(Saved entries)
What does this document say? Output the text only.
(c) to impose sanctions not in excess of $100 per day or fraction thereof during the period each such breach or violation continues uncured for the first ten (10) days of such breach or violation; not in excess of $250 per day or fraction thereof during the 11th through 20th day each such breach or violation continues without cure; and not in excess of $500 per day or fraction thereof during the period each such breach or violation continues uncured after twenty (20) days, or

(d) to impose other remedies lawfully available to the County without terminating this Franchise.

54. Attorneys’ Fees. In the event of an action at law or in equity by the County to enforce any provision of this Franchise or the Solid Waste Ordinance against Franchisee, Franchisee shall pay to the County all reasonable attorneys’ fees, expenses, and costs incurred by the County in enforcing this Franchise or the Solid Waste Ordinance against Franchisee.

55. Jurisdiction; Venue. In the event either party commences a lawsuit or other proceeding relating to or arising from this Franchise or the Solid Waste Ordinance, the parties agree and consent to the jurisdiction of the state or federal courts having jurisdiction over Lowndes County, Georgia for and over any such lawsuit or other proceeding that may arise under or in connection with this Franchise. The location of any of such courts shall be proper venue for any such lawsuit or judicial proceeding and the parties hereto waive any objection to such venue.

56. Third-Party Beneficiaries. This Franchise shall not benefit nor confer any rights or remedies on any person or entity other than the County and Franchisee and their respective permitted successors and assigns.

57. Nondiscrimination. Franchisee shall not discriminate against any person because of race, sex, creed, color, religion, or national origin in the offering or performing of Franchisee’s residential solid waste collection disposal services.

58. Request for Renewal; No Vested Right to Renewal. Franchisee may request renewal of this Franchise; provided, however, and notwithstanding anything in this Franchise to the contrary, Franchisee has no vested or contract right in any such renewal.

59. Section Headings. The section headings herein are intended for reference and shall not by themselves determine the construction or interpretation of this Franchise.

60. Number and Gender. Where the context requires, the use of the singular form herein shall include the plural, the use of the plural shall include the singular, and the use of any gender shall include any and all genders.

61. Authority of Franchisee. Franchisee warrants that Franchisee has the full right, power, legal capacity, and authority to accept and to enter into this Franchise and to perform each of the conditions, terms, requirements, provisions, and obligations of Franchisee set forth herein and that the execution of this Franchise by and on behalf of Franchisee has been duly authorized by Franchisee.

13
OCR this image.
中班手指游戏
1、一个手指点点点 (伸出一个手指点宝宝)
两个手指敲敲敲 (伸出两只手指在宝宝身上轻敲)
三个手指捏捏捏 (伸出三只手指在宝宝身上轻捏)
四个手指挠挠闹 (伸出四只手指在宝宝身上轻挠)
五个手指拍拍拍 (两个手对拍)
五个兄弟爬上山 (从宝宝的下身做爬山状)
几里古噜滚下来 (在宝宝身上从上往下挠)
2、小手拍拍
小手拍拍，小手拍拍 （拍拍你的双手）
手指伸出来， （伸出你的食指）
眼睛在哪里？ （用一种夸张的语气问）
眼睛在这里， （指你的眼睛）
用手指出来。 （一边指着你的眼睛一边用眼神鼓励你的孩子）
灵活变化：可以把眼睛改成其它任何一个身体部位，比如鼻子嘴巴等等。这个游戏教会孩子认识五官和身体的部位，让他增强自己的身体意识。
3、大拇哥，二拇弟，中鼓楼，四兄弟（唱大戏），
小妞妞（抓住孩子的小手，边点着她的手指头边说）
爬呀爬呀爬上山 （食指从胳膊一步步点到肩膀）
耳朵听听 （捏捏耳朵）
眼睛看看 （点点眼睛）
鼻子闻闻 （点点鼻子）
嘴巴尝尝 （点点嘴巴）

## [GOAL]
Print every record above exactly as written.

## [FULL RESPONSE]
What does this document say? Output the text only.
(c) to impose sanctions not in excess of $100 per day or fraction thereof during the period each such breach or violation continues uncured for the first ten (10) days of such breach or violation; not in excess of $250 per day or fraction thereof during the 11th through 20th day each such breach or violation continues without cure; and not in excess of $500 per day or fraction thereof during the period each such breach or violation continues uncured after twenty (20) days, or

(d) to impose other remedies lawfully available to the County without terminating this Franchise.

54. Attorneys’ Fees. In the event of an action at law or in equity by the County to enforce any provision of this Franchise or the Solid Waste Ordinance against Franchisee, Franchisee shall pay to the County all reasonable attorneys’ fees, expenses, and costs incurred by the County in enforcing this Franchise or the Solid Waste Ordinance against Franchisee.

55. Jurisdiction; Venue. In the event either party commences a lawsuit or other proceeding relating to or arising from this Franchise or the Solid Waste Ordinance, the parties agree and consent to the jurisdiction of the state or federal courts having jurisdiction over Lowndes County, Georgia for and over any such lawsuit or other proceeding that may arise under or in connection with this Franchise. The location of any of such courts shall be proper venue for any such lawsuit or judicial proceeding and the parties hereto waive any objection to such venue.

56. Third-Party Beneficiaries. This Franchise shall not benefit nor confer any rights or remedies on any person or entity other than the County and Franchisee and their respective permitted successors and assigns.

57. Nondiscrimination. Franchisee shall not discriminate against any person because of race, sex, creed, color, religion, or national origin in the offering or performing of Franchisee’s residential solid waste collection disposal services.

58. Request for Renewal; No Vested Right to Renewal. Franchisee may request renewal of this Franchise; provided, however, and notwithstanding anything in this Franchise to the contrary, Franchisee has no vested or contract right in any such renewal.

59. Section Headings. The section headings herein are intended for reference and shall not by themselves determine the construction or interpretation of this Franchise.

60. Number and Gender. Where the context requires, the use of the singular form herein shall include the plural, the use of the plural shall include the singular, and the use of any gender shall include any and all genders.

61. Authority of Franchisee. Franchisee warrants that Franchisee has the full right, power, legal capacity, and authority to accept and to enter into this Franchise and to perform each of the conditions, terms, requirements, provisions, and obligations of Franchisee set forth herein and that the execution of this Franchise by and on behalf of Franchisee has been duly authorized by Franchisee.

13
OCR this image.
中班手指游戏
1、一个手指点点点 (伸出一个手指点宝宝)
两个手指敲敲敲 (伸出两只手指在宝宝身上轻敲)
三个手指捏捏捏 (伸出三只手指在宝宝身上轻捏)
四个手指挠挠闹 (伸出四只手指在宝宝身上轻挠)
五个手指拍拍拍 (两个手对拍)
五个兄弟爬上山 (从宝宝的下身做爬山状)
几里古噜滚下来 (在宝宝身上从上往下挠)
2、小手拍拍
小手拍拍，小手拍拍 （拍拍你的双手）
手指伸出来， （伸出你的食指）
眼睛在哪里？ （用一种夸张的语气问）
眼睛在这里， （指你的眼睛）
用手指出来。 （一边指着你的眼睛一边用眼神鼓励你的孩子）
灵活变化：可以把眼睛改成其它任何一个身体部位，比如鼻子嘴巴等等。这个游戏教会孩子认识五官和身体的部位，让他增强自己的身体意识。
3、大拇哥，二拇弟，中鼓楼，四兄弟（唱大戏），
小妞妞（抓住孩子的小手，边点着她的手指头边说）
爬呀爬呀爬上山 （食指从胳膊一步步点到肩膀）
耳朵听听 （捏捏耳朵）
眼睛看看 （点点眼睛）
鼻子闻闻 （点点鼻子）
嘴巴尝尝 （点点嘴巴）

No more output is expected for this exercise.